From the entries below, copy out every line with "JSON" in it.

━━━ Exercise material

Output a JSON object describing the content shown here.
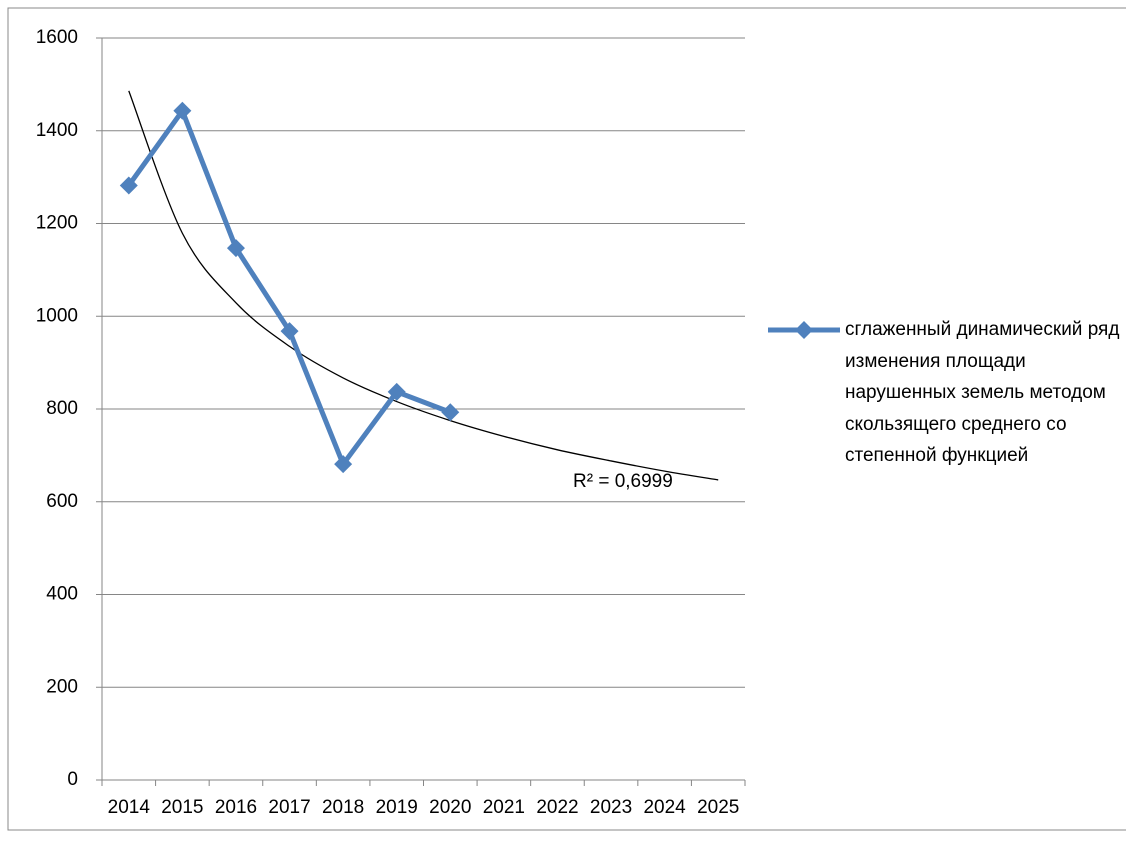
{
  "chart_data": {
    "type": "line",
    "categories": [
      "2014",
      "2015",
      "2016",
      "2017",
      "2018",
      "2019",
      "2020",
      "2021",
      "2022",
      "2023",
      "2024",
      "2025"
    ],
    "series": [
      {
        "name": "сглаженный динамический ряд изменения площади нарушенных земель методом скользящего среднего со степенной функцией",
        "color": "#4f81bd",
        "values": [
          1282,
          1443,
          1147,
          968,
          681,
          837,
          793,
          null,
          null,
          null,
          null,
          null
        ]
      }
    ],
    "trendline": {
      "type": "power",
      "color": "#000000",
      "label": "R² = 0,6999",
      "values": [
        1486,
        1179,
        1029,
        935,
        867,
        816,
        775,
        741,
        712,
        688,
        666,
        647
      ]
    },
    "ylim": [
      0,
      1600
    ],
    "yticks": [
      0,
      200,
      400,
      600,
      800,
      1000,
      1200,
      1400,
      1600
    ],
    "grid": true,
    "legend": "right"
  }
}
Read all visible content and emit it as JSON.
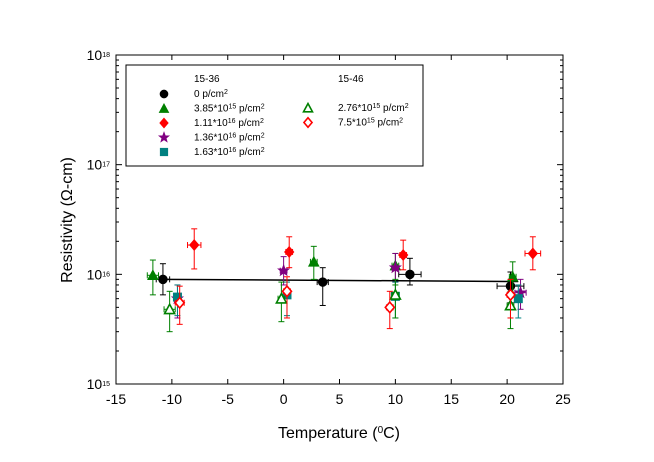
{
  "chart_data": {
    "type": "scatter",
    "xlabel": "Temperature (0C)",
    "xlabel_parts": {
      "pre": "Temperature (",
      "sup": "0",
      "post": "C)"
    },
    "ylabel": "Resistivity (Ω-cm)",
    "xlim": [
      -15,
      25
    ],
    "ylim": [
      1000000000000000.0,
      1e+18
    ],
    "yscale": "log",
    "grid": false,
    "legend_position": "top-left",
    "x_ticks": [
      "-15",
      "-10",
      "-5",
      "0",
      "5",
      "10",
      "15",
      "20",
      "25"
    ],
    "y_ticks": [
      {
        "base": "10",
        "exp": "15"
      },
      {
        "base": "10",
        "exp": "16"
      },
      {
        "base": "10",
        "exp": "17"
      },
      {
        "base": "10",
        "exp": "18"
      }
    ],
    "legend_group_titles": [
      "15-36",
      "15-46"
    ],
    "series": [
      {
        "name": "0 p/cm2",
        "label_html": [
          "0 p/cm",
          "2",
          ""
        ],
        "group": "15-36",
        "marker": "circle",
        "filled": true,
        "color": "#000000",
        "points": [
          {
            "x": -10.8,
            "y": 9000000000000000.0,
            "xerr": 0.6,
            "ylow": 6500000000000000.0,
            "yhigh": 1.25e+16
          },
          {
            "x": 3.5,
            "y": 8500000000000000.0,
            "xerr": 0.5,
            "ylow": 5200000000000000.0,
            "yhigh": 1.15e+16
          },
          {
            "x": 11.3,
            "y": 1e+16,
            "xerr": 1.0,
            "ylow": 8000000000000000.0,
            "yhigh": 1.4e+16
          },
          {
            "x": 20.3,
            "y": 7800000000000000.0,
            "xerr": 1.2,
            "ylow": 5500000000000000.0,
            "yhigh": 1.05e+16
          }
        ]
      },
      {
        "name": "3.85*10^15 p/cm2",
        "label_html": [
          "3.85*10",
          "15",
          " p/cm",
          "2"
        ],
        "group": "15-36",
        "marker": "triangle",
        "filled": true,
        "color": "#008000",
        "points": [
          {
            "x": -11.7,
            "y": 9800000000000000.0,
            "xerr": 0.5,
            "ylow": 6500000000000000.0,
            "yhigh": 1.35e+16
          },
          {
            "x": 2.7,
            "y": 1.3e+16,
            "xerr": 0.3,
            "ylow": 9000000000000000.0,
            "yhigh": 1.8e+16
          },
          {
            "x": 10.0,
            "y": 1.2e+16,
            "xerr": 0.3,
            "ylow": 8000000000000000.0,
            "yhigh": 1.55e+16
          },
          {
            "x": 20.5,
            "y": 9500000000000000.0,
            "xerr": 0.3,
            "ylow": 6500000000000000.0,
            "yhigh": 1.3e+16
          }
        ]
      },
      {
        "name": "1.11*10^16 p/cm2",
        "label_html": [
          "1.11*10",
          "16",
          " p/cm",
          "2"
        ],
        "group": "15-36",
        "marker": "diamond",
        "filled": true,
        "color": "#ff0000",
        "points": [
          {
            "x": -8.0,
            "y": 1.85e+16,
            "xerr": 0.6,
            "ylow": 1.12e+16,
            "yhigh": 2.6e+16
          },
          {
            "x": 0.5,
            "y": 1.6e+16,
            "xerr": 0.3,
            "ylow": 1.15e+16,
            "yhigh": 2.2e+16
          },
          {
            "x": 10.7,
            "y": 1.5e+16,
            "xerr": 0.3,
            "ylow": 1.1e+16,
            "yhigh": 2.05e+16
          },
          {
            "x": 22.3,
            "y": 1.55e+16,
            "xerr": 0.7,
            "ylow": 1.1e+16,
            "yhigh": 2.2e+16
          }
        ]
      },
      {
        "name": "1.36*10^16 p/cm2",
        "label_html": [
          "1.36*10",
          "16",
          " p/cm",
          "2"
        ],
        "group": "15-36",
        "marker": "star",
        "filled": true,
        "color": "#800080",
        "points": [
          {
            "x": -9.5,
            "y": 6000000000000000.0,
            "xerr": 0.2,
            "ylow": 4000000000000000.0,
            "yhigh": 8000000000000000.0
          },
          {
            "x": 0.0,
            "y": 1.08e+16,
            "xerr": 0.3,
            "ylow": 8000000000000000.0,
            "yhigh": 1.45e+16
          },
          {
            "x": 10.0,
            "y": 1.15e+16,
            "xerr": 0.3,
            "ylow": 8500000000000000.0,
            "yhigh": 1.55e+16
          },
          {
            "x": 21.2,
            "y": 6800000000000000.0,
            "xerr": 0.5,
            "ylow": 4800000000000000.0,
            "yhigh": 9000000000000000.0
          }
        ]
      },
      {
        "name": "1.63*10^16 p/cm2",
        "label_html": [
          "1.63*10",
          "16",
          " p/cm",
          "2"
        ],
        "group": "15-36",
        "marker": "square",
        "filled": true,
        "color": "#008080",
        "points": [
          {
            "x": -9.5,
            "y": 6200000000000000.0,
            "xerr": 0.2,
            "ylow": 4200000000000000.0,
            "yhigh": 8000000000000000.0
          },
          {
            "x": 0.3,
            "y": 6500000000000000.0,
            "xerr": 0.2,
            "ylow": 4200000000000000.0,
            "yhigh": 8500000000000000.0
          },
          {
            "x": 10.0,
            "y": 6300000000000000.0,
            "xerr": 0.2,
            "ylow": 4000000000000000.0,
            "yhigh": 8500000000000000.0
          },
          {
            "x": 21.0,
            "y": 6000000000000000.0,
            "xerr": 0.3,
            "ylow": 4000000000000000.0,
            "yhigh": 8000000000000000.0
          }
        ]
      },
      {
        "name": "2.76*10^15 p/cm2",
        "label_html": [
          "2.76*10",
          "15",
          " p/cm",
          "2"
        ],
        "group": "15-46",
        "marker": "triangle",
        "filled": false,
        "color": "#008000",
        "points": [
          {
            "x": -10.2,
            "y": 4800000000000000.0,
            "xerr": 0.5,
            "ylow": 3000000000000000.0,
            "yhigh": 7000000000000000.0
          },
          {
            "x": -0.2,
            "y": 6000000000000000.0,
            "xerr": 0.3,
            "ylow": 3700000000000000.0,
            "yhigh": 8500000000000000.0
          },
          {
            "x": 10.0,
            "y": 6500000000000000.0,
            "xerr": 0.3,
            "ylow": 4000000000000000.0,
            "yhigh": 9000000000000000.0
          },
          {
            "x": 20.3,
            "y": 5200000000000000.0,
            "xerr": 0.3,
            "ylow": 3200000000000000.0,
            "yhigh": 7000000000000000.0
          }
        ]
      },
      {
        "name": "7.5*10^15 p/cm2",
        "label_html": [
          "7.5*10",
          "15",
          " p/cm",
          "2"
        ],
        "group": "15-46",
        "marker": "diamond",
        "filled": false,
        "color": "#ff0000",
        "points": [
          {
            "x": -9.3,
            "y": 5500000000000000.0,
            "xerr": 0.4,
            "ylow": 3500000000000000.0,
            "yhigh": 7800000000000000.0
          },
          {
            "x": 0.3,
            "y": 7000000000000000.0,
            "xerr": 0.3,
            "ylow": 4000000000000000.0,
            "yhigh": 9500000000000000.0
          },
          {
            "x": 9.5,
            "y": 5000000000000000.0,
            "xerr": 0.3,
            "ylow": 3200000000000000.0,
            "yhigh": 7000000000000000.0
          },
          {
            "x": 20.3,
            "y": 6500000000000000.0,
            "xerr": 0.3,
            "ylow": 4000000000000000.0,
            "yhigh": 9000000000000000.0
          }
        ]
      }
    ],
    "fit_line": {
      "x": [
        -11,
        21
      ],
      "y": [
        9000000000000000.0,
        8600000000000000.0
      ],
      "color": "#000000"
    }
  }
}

━━━━━━

Exercise solution |
Output a JSON object describing the content shown here.
Read all visible content and emit it as JSON.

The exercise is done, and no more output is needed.